## OBJECTIVE
Show all lines holding the string "بیگانگان".

## AVAILABLE RECORDS

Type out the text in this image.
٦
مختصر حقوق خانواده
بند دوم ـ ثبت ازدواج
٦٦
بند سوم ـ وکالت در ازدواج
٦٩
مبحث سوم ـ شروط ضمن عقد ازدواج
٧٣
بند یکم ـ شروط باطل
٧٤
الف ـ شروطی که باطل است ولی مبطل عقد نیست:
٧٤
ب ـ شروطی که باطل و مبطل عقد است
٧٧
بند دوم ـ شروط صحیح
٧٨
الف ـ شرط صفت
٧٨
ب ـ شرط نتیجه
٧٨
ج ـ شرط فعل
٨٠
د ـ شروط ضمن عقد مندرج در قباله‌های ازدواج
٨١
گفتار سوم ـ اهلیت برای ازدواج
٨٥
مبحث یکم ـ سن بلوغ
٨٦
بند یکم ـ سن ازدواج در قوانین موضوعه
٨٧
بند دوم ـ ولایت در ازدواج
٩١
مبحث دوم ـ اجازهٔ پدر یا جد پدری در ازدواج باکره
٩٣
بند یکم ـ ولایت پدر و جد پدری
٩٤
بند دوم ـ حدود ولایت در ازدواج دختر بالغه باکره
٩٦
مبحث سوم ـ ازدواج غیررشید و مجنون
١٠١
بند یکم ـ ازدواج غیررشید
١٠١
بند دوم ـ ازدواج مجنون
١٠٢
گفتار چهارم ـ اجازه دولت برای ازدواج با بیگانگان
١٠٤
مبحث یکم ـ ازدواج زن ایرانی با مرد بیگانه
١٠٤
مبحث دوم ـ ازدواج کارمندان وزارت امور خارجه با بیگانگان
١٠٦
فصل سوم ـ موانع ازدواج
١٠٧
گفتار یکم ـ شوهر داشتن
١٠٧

## OUTPUT OF THE EXERCISE
گفتار چهارم ـ اجازه دولت برای ازدواج با بیگانگان
مبحث دوم ـ ازدواج کارمندان وزارت امور خارجه با بیگانگان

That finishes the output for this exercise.